→ Supplied data:

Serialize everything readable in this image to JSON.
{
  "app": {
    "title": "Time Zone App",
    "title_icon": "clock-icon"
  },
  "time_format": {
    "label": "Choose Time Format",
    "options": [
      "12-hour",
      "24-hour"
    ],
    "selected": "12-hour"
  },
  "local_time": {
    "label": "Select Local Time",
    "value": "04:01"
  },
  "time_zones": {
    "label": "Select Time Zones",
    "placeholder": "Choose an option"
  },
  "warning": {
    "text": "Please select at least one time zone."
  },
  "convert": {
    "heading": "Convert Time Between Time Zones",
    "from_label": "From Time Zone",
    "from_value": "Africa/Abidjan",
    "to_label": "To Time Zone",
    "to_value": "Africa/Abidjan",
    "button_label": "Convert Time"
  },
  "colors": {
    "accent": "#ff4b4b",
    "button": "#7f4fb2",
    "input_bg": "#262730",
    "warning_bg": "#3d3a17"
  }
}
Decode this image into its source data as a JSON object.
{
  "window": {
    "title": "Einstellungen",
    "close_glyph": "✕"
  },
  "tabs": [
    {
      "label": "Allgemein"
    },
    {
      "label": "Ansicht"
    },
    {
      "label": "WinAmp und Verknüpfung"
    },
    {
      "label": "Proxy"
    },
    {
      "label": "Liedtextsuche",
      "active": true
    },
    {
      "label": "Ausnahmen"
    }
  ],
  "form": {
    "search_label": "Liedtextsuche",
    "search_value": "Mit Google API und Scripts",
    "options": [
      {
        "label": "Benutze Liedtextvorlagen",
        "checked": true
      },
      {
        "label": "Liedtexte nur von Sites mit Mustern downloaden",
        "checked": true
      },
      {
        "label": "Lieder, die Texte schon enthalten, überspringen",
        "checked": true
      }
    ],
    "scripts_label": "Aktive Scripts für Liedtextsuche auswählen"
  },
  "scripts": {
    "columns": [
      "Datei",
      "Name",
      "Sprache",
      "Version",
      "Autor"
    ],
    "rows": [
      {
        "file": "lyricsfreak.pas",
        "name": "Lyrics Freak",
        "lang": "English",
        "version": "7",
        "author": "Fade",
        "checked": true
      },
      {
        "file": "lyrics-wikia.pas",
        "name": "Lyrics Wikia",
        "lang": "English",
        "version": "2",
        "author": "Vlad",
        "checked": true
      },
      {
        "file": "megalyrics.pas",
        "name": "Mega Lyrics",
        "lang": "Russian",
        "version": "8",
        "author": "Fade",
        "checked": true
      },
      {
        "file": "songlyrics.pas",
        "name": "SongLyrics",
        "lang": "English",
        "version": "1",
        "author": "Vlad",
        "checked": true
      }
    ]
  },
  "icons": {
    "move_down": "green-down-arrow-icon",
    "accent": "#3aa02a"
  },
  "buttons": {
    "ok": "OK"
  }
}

→ Exercise task: Write out the entries above once more, without altering anything.

→ The answer:
Serialize everything readable in this image to JSON.
{
  "app": {
    "title": "Time Zone App",
    "title_icon": "clock-icon"
  },
  "time_format": {
    "label": "Choose Time Format",
    "options": [
      "12-hour",
      "24-hour"
    ],
    "selected": "12-hour"
  },
  "local_time": {
    "label": "Select Local Time",
    "value": "04:01"
  },
  "time_zones": {
    "label": "Select Time Zones",
    "placeholder": "Choose an option"
  },
  "warning": {
    "text": "Please select at least one time zone."
  },
  "convert": {
    "heading": "Convert Time Between Time Zones",
    "from_label": "From Time Zone",
    "from_value": "Africa/Abidjan",
    "to_label": "To Time Zone",
    "to_value": "Africa/Abidjan",
    "button_label": "Convert Time"
  },
  "colors": {
    "accent": "#ff4b4b",
    "button": "#7f4fb2",
    "input_bg": "#262730",
    "warning_bg": "#3d3a17"
  }
}
Decode this image into its source data as a JSON object.
{
  "window": {
    "title": "Einstellungen",
    "close_glyph": "✕"
  },
  "tabs": [
    {
      "label": "Allgemein"
    },
    {
      "label": "Ansicht"
    },
    {
      "label": "WinAmp und Verknüpfung"
    },
    {
      "label": "Proxy"
    },
    {
      "label": "Liedtextsuche",
      "active": true
    },
    {
      "label": "Ausnahmen"
    }
  ],
  "form": {
    "search_label": "Liedtextsuche",
    "search_value": "Mit Google API und Scripts",
    "options": [
      {
        "label": "Benutze Liedtextvorlagen",
        "checked": true
      },
      {
        "label": "Liedtexte nur von Sites mit Mustern downloaden",
        "checked": true
      },
      {
        "label": "Lieder, die Texte schon enthalten, überspringen",
        "checked": true
      }
    ],
    "scripts_label": "Aktive Scripts für Liedtextsuche auswählen"
  },
  "scripts": {
    "columns": [
      "Datei",
      "Name",
      "Sprache",
      "Version",
      "Autor"
    ],
    "rows": [
      {
        "file": "lyricsfreak.pas",
        "name": "Lyrics Freak",
        "lang": "English",
        "version": "7",
        "author": "Fade",
        "checked": true
      },
      {
        "file": "lyrics-wikia.pas",
        "name": "Lyrics Wikia",
        "lang": "English",
        "version": "2",
        "author": "Vlad",
        "checked": true
      },
      {
        "file": "megalyrics.pas",
        "name": "Mega Lyrics",
        "lang": "Russian",
        "version": "8",
        "author": "Fade",
        "checked": true
      },
      {
        "file": "songlyrics.pas",
        "name": "SongLyrics",
        "lang": "English",
        "version": "1",
        "author": "Vlad",
        "checked": true
      }
    ]
  },
  "icons": {
    "move_down": "green-down-arrow-icon",
    "accent": "#3aa02a"
  },
  "buttons": {
    "ok": "OK"
  }
}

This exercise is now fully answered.